• _Exercise task_
Wherever a line holds the word "xlabel", copy that line out.

Collected data
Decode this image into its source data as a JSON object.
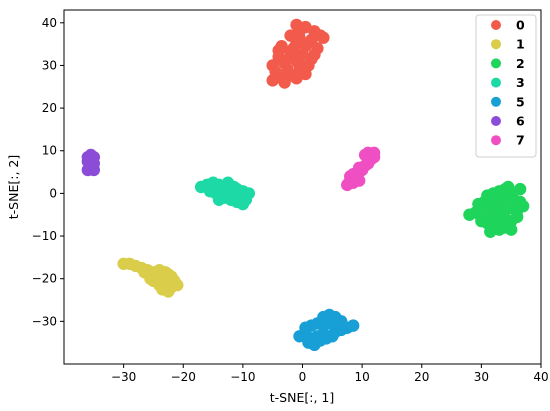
{
  "chart_data": {
    "type": "scatter",
    "title": "",
    "xlabel": "t-SNE[:, 1]",
    "ylabel": "t-SNE[:, 2]",
    "xlim": [
      -40,
      40
    ],
    "ylim": [
      -40,
      43
    ],
    "x_ticks": [
      -30,
      -20,
      -10,
      0,
      10,
      20,
      30,
      40
    ],
    "y_ticks": [
      -30,
      -20,
      -10,
      0,
      10,
      20,
      30,
      40
    ],
    "x_tick_labels": [
      "−30",
      "−20",
      "−10",
      "0",
      "10",
      "20",
      "30",
      "40"
    ],
    "y_tick_labels": [
      "−30",
      "−20",
      "−10",
      "0",
      "10",
      "20",
      "30",
      "40"
    ],
    "grid": false,
    "legend_position": "top-right",
    "series": [
      {
        "name": "0",
        "color": "#f25b4b",
        "x": [
          -1.0,
          0.5,
          2.0,
          -2.0,
          -0.5,
          1.5,
          3.0,
          -3.5,
          -1.5,
          0.5,
          2.5,
          -4.0,
          -2.0,
          0.0,
          1.5,
          -5.0,
          -3.0,
          -1.0,
          1.0,
          -4.5,
          -2.5,
          -0.5,
          -3.5,
          -1.5,
          0.5,
          -5.0,
          -3.0,
          -1.0,
          -2.0,
          2.0,
          3.5,
          -1.0,
          -0.5,
          -4.0,
          -0.5
        ],
        "y": [
          39.5,
          39.0,
          38.0,
          37.0,
          36.5,
          36.0,
          37.0,
          34.5,
          34.0,
          34.5,
          34.0,
          32.0,
          32.5,
          32.5,
          31.5,
          30.0,
          30.5,
          31.0,
          30.0,
          28.5,
          29.0,
          28.5,
          27.0,
          27.5,
          28.0,
          26.5,
          26.0,
          27.0,
          33.0,
          32.5,
          36.5,
          35.5,
          30.0,
          33.5,
          38.0
        ]
      },
      {
        "name": "1",
        "color": "#d9cd4a",
        "x": [
          -30.0,
          -29.0,
          -28.0,
          -27.0,
          -26.0,
          -25.0,
          -24.0,
          -23.0,
          -25.5,
          -24.5,
          -23.5,
          -22.5,
          -21.5,
          -24.0,
          -23.0,
          -22.0,
          -21.5,
          -22.5,
          -23.5,
          -26.5,
          -22.0,
          -21.0,
          -25.0
        ],
        "y": [
          -16.5,
          -16.5,
          -17.0,
          -17.5,
          -18.0,
          -18.5,
          -18.0,
          -18.5,
          -20.0,
          -19.5,
          -20.0,
          -19.0,
          -20.5,
          -21.5,
          -21.0,
          -22.0,
          -21.5,
          -23.0,
          -22.5,
          -18.5,
          -19.5,
          -21.5,
          -20.5
        ]
      },
      {
        "name": "2",
        "color": "#1fd45a",
        "x": [
          28.0,
          29.0,
          30.0,
          31.0,
          32.0,
          33.0,
          34.0,
          35.0,
          36.0,
          37.0,
          29.5,
          30.5,
          31.5,
          32.5,
          33.5,
          34.5,
          35.5,
          36.5,
          30.0,
          31.0,
          32.0,
          33.0,
          34.0,
          35.0,
          36.0,
          31.0,
          32.0,
          33.0,
          34.0,
          35.0,
          33.0,
          34.0,
          35.0,
          32.0,
          33.0,
          31.5,
          34.5,
          36.5
        ],
        "y": [
          -5.0,
          -4.5,
          -5.5,
          -4.0,
          -5.0,
          -4.5,
          -4.0,
          -3.5,
          -4.0,
          -3.0,
          -2.5,
          -2.0,
          -1.5,
          -2.0,
          -1.5,
          -1.0,
          -1.5,
          -2.0,
          -6.5,
          -7.0,
          -7.5,
          -7.0,
          -6.0,
          -6.5,
          -5.5,
          -0.5,
          0.0,
          0.5,
          1.0,
          0.0,
          -8.5,
          -8.0,
          -8.5,
          -3.0,
          -3.5,
          -9.0,
          1.5,
          1.0
        ]
      },
      {
        "name": "3",
        "color": "#1dd9a6",
        "x": [
          -17.0,
          -16.0,
          -15.0,
          -14.0,
          -13.0,
          -12.0,
          -11.0,
          -10.0,
          -9.0,
          -15.5,
          -14.5,
          -13.5,
          -12.5,
          -11.5,
          -10.5,
          -9.5,
          -14.0,
          -13.0,
          -12.0,
          -11.0,
          -10.0,
          -12.5,
          -11.5,
          -10.5,
          -15.0
        ],
        "y": [
          1.5,
          2.0,
          2.5,
          2.0,
          1.5,
          1.0,
          1.0,
          0.5,
          0.0,
          0.5,
          0.0,
          0.5,
          0.0,
          -0.5,
          -0.5,
          -1.5,
          -1.5,
          -1.0,
          -1.5,
          -2.0,
          -2.5,
          2.5,
          1.5,
          -1.0,
          2.0
        ]
      },
      {
        "name": "5",
        "color": "#179fd6",
        "x": [
          -0.5,
          0.5,
          1.5,
          2.5,
          3.5,
          4.5,
          5.5,
          6.5,
          7.5,
          8.5,
          0.5,
          1.5,
          2.5,
          3.5,
          4.5,
          5.5,
          6.5,
          1.0,
          2.0,
          3.0,
          4.0,
          5.0,
          3.5,
          4.5,
          5.5,
          6.5
        ],
        "y": [
          -33.5,
          -33.0,
          -34.0,
          -33.5,
          -33.0,
          -33.5,
          -32.5,
          -32.0,
          -31.5,
          -31.0,
          -31.5,
          -31.0,
          -30.5,
          -31.0,
          -30.5,
          -30.0,
          -30.0,
          -35.0,
          -35.5,
          -34.5,
          -34.0,
          -33.5,
          -29.0,
          -28.5,
          -29.0,
          -30.5
        ]
      },
      {
        "name": "6",
        "color": "#8b4dd8",
        "x": [
          -36.0,
          -35.0,
          -35.5,
          -36.0,
          -35.0,
          -35.5,
          -36.0,
          -35.0,
          -35.5
        ],
        "y": [
          8.5,
          8.5,
          8.0,
          7.5,
          7.0,
          6.5,
          5.5,
          5.5,
          9.0
        ]
      },
      {
        "name": "7",
        "color": "#ef4fc3",
        "x": [
          7.5,
          8.0,
          8.5,
          9.0,
          9.5,
          8.0,
          8.5,
          9.5,
          10.0,
          10.5,
          11.0,
          11.5,
          12.0,
          10.5,
          11.0,
          12.0,
          9.5
        ],
        "y": [
          2.0,
          3.0,
          2.5,
          3.5,
          3.0,
          4.0,
          4.5,
          5.0,
          5.5,
          6.5,
          7.0,
          8.0,
          8.5,
          9.0,
          9.5,
          9.5,
          6.0
        ]
      }
    ]
  }
}
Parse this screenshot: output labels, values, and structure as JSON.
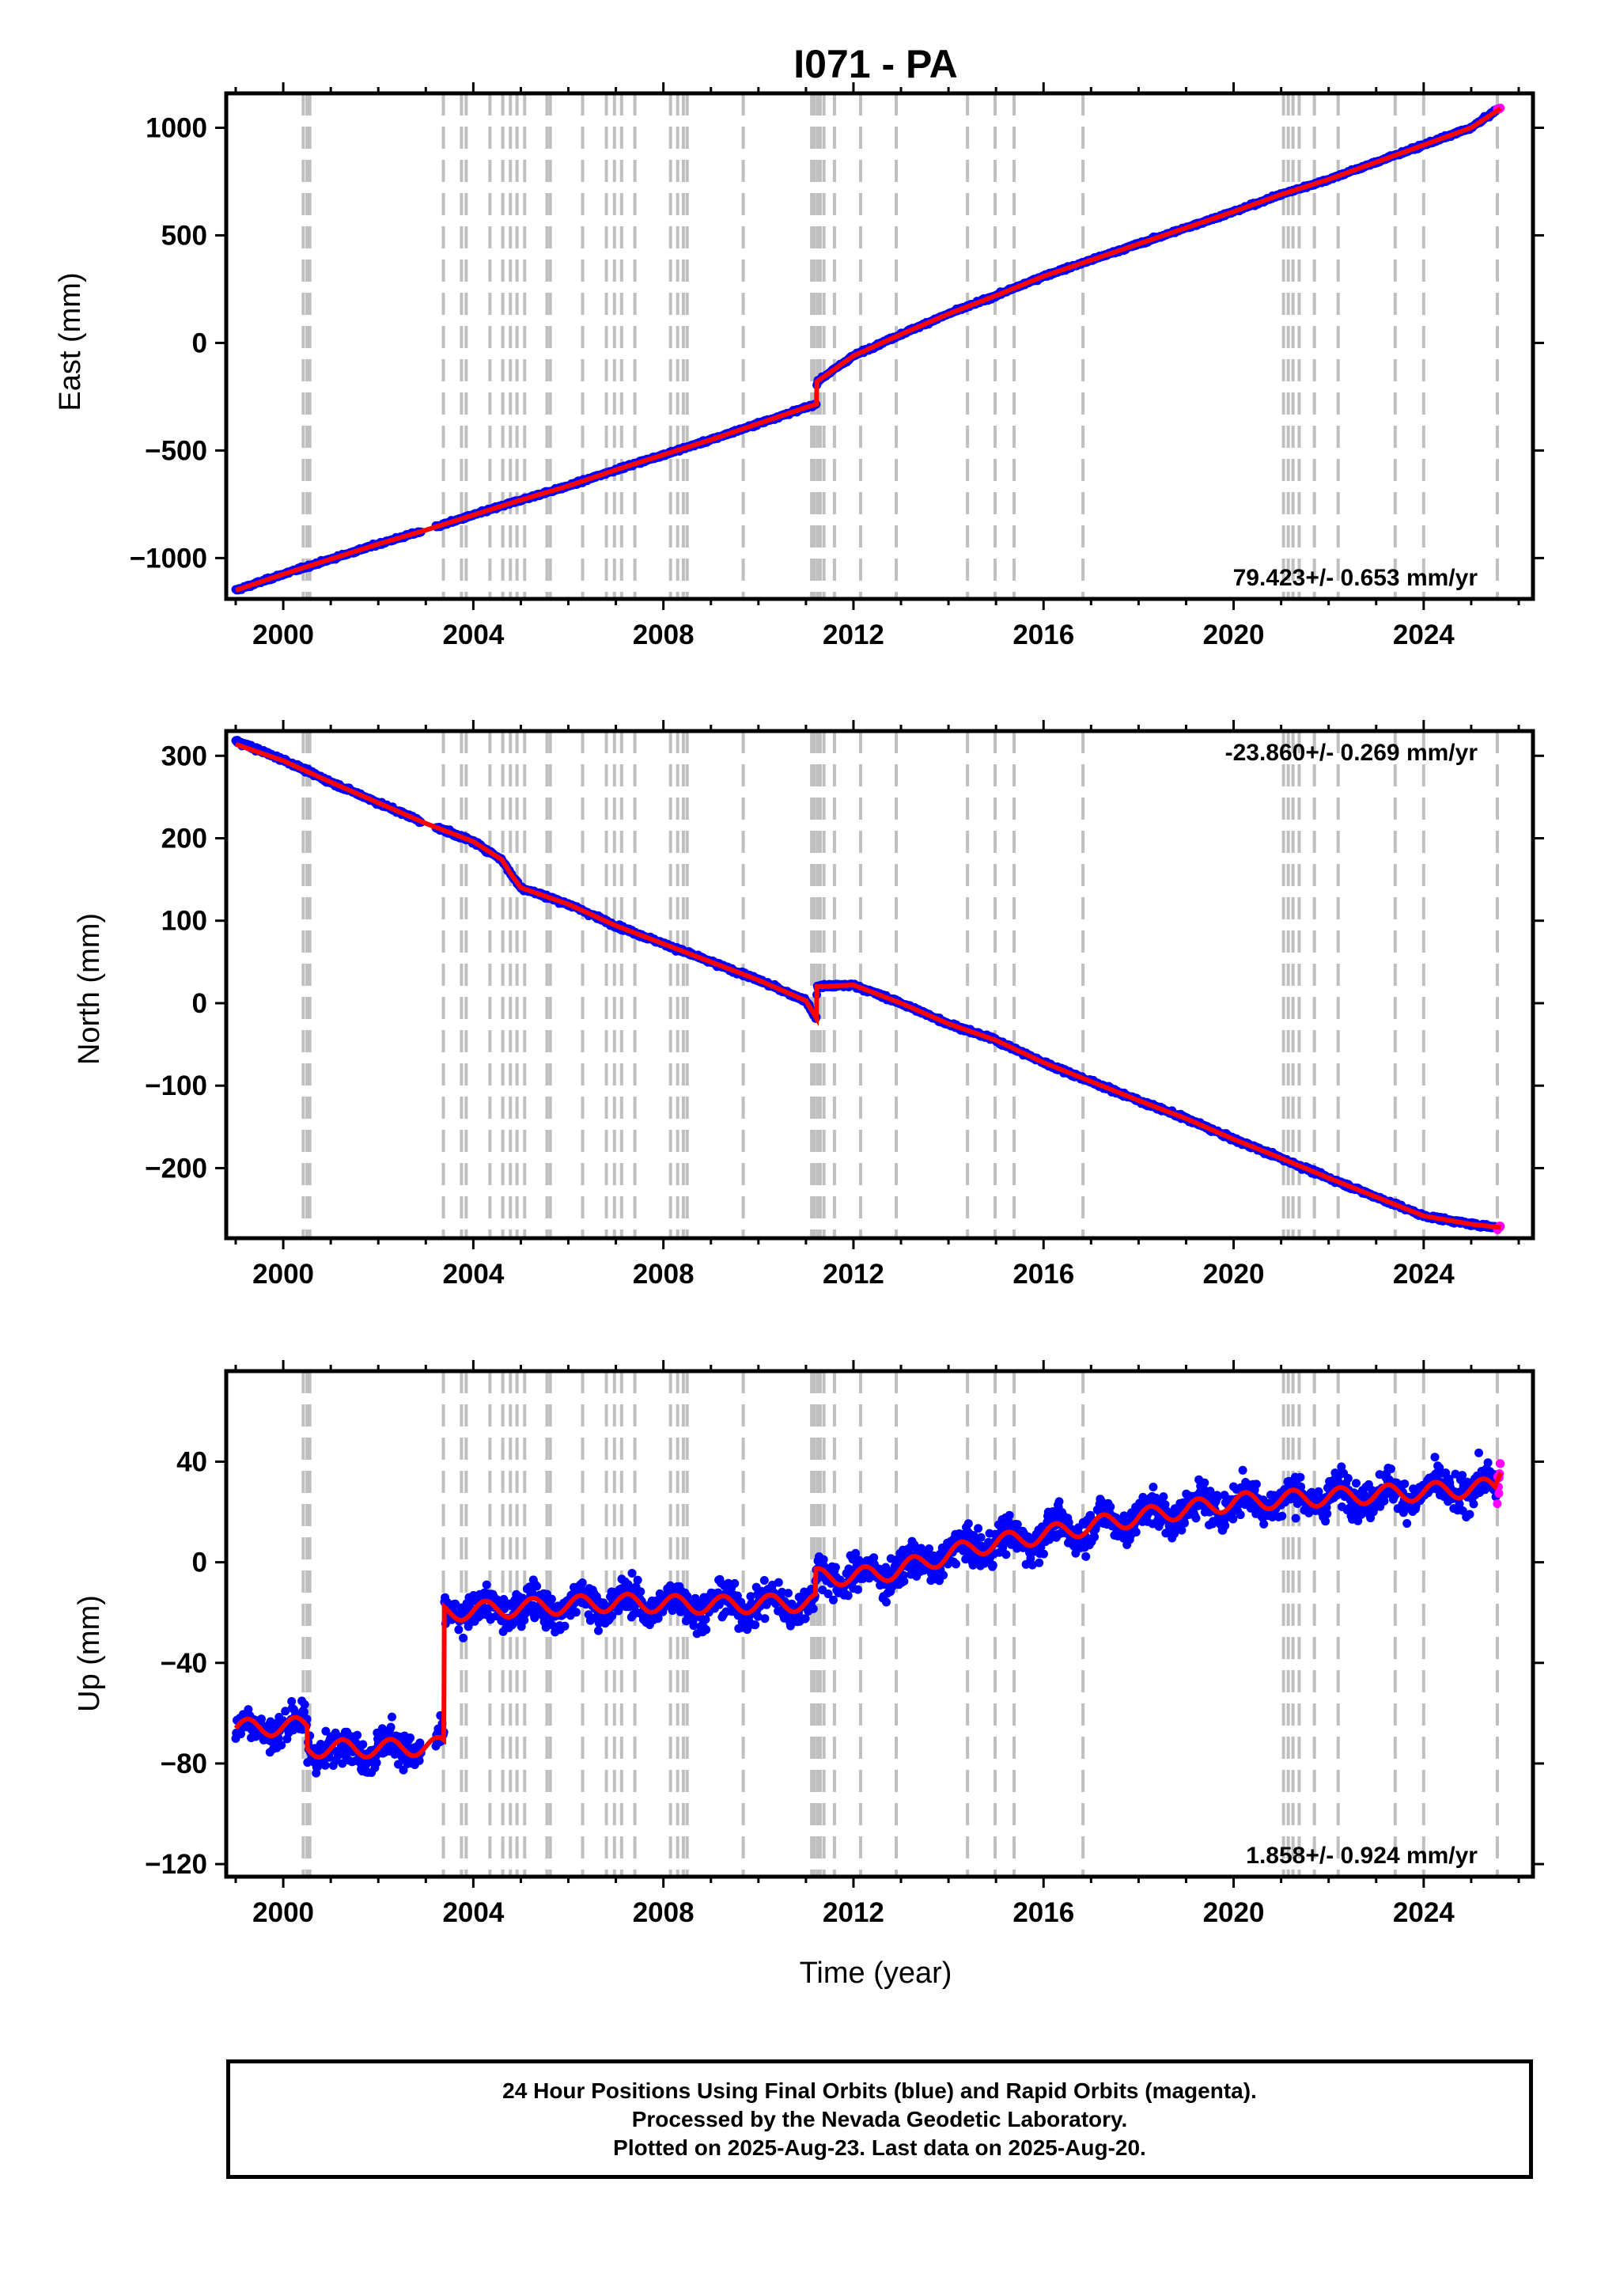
{
  "colors": {
    "final_points": "#0000ff",
    "rapid_points": "#ff00ff",
    "model_line": "#ff0000",
    "event_lines": "#bfbfbf",
    "frame": "#000000"
  },
  "chart_data": [
    {
      "type": "scatter",
      "panel": "east",
      "title": "I071 - PA",
      "ylabel": "East (mm)",
      "xlabel": "",
      "xlim": [
        1998.8,
        2026.3
      ],
      "ylim": [
        -1190,
        1160
      ],
      "x_ticks": [
        2000,
        2004,
        2008,
        2012,
        2016,
        2020,
        2024
      ],
      "y_ticks": [
        1000,
        500,
        0,
        -500,
        -1000
      ],
      "y_tick_labels": [
        "1000",
        "500",
        "0",
        "−500",
        "−1000"
      ],
      "rate_label": "79.423+/- 0.653 mm/yr",
      "rate_position": "bottom-right",
      "series": [
        {
          "kind": "final_orbits",
          "x": [
            1999.0,
            2000.0,
            2001.0,
            2002.0,
            2003.0,
            2004.0,
            2005.0,
            2006.0,
            2007.0,
            2008.0,
            2009.0,
            2010.0,
            2011.0,
            2011.22,
            2011.23,
            2012.0,
            2013.0,
            2014.0,
            2015.0,
            2016.0,
            2017.0,
            2018.0,
            2019.0,
            2020.0,
            2021.0,
            2022.0,
            2023.0,
            2024.0,
            2025.0,
            2025.55
          ],
          "y": [
            -1150,
            -1075,
            -1005,
            -935,
            -870,
            -800,
            -730,
            -665,
            -590,
            -520,
            -450,
            -375,
            -300,
            -285,
            -180,
            -60,
            40,
            135,
            220,
            310,
            385,
            460,
            535,
            610,
            690,
            760,
            840,
            920,
            1000,
            1085
          ],
          "scatter": 8
        },
        {
          "kind": "rapid_orbits",
          "x": [
            2025.55,
            2025.62
          ],
          "y": [
            1086,
            1092
          ],
          "scatter": 4
        },
        {
          "kind": "model",
          "x": [
            1999.0,
            2000.0,
            2001.0,
            2002.0,
            2003.0,
            2004.0,
            2005.0,
            2006.0,
            2007.0,
            2008.0,
            2009.0,
            2010.0,
            2011.0,
            2011.22,
            2011.23,
            2012.0,
            2013.0,
            2014.0,
            2015.0,
            2016.0,
            2017.0,
            2018.0,
            2019.0,
            2020.0,
            2021.0,
            2022.0,
            2023.0,
            2024.0,
            2025.0,
            2025.62
          ],
          "y": [
            -1150,
            -1075,
            -1005,
            -935,
            -870,
            -800,
            -730,
            -665,
            -590,
            -520,
            -450,
            -375,
            -300,
            -285,
            -180,
            -60,
            40,
            135,
            220,
            310,
            385,
            460,
            535,
            610,
            690,
            760,
            840,
            920,
            1000,
            1090
          ]
        }
      ]
    },
    {
      "type": "scatter",
      "panel": "north",
      "title": "",
      "ylabel": "North (mm)",
      "xlabel": "",
      "xlim": [
        1998.8,
        2026.3
      ],
      "ylim": [
        -285,
        330
      ],
      "x_ticks": [
        2000,
        2004,
        2008,
        2012,
        2016,
        2020,
        2024
      ],
      "y_ticks": [
        300,
        200,
        100,
        0,
        -100,
        -200
      ],
      "y_tick_labels": [
        "300",
        "200",
        "100",
        "0",
        "−100",
        "−200"
      ],
      "rate_label": "-23.860+/- 0.269 mm/yr",
      "rate_position": "top-right",
      "series": [
        {
          "kind": "final_orbits",
          "x": [
            1999.0,
            2000.0,
            2001.0,
            2002.0,
            2003.0,
            2004.0,
            2004.6,
            2004.8,
            2005.0,
            2006.0,
            2007.0,
            2008.0,
            2009.0,
            2010.0,
            2011.0,
            2011.22,
            2011.23,
            2012.0,
            2013.0,
            2014.0,
            2015.0,
            2016.0,
            2017.0,
            2018.0,
            2019.0,
            2020.0,
            2021.0,
            2022.0,
            2023.0,
            2024.0,
            2025.0,
            2025.55
          ],
          "y": [
            318,
            295,
            268,
            243,
            218,
            196,
            174,
            156,
            140,
            120,
            94,
            72,
            50,
            28,
            3,
            -20,
            20,
            22,
            0,
            -25,
            -45,
            -72,
            -95,
            -118,
            -140,
            -165,
            -188,
            -212,
            -235,
            -258,
            -268,
            -272
          ],
          "scatter": 3
        },
        {
          "kind": "rapid_orbits",
          "x": [
            2025.55,
            2025.62
          ],
          "y": [
            -274,
            -270
          ],
          "scatter": 2
        },
        {
          "kind": "model",
          "x": [
            1999.0,
            2000.0,
            2001.0,
            2002.0,
            2003.0,
            2004.0,
            2004.6,
            2004.8,
            2005.0,
            2006.0,
            2007.0,
            2008.0,
            2009.0,
            2010.0,
            2011.0,
            2011.22,
            2011.23,
            2012.0,
            2013.0,
            2014.0,
            2015.0,
            2016.0,
            2017.0,
            2018.0,
            2019.0,
            2020.0,
            2021.0,
            2022.0,
            2023.0,
            2024.0,
            2025.0,
            2025.62
          ],
          "y": [
            314,
            294,
            268,
            243,
            218,
            196,
            174,
            156,
            140,
            120,
            94,
            72,
            50,
            28,
            3,
            -18,
            20,
            22,
            0,
            -25,
            -45,
            -72,
            -95,
            -118,
            -140,
            -165,
            -188,
            -212,
            -235,
            -258,
            -268,
            -272
          ]
        }
      ]
    },
    {
      "type": "scatter",
      "panel": "up",
      "title": "",
      "ylabel": "Up (mm)",
      "xlabel": "Time (year)",
      "xlim": [
        1998.8,
        2026.3
      ],
      "ylim": [
        -125,
        76
      ],
      "x_ticks": [
        2000,
        2004,
        2008,
        2012,
        2016,
        2020,
        2024
      ],
      "y_ticks": [
        40,
        0,
        -40,
        -80,
        -120
      ],
      "y_tick_labels": [
        "40",
        "0",
        "−40",
        "−80",
        "−120"
      ],
      "rate_label": "1.858+/- 0.924 mm/yr",
      "rate_position": "bottom-right",
      "seasonal_amplitude": 3.5,
      "series": [
        {
          "kind": "final_orbits",
          "x": [
            1999.0,
            2000.5,
            2000.51,
            2002.0,
            2003.38,
            2003.39,
            2005.0,
            2007.0,
            2009.0,
            2011.2,
            2011.21,
            2012.5,
            2013.5,
            2014.5,
            2016.0,
            2018.0,
            2020.0,
            2022.0,
            2024.0,
            2025.55
          ],
          "y": [
            -66,
            -65,
            -74,
            -74,
            -73,
            -20,
            -18,
            -16,
            -17,
            -16,
            -6,
            -5,
            0,
            6,
            11,
            18,
            24,
            26,
            28,
            30
          ],
          "scatter": 9
        },
        {
          "kind": "rapid_orbits",
          "x": [
            2025.55,
            2025.62
          ],
          "y": [
            30,
            40
          ],
          "scatter": 14
        },
        {
          "kind": "model",
          "x": [
            1999.0,
            2000.5,
            2000.51,
            2002.0,
            2003.38,
            2003.39,
            2005.0,
            2007.0,
            2009.0,
            2011.2,
            2011.21,
            2012.5,
            2013.5,
            2014.5,
            2016.0,
            2018.0,
            2020.0,
            2022.0,
            2024.0,
            2025.5,
            2025.62
          ],
          "y": [
            -66,
            -65,
            -74,
            -74,
            -73,
            -20,
            -18,
            -16,
            -17,
            -16,
            -6,
            -5,
            0,
            6,
            11,
            18,
            24,
            26,
            28,
            30,
            38
          ]
        }
      ]
    }
  ],
  "event_lines": [
    2000.42,
    2000.5,
    2000.56,
    2003.37,
    2003.75,
    2003.85,
    2004.35,
    2004.62,
    2004.78,
    2004.92,
    2005.08,
    2005.55,
    2005.62,
    2006.3,
    2006.8,
    2006.97,
    2007.12,
    2007.4,
    2008.15,
    2008.3,
    2008.42,
    2008.5,
    2009.68,
    2011.12,
    2011.18,
    2011.25,
    2011.3,
    2011.38,
    2011.6,
    2012.15,
    2012.9,
    2014.4,
    2014.98,
    2015.38,
    2016.83,
    2021.05,
    2021.15,
    2021.25,
    2021.38,
    2021.7,
    2022.2,
    2023.4,
    2024.0,
    2025.55
  ],
  "footer": {
    "line1": "24 Hour Positions Using Final Orbits (blue) and Rapid Orbits (magenta).",
    "line2": "Processed by the Nevada Geodetic Laboratory.",
    "line3": "Plotted on 2025-Aug-23. Last data on 2025-Aug-20."
  }
}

• _Reply to the task_
    "xlabel": "t-SNE[:, 1]",
      "xlabel": "",
      "xlabel": "",
      "xlabel": "Time (year)",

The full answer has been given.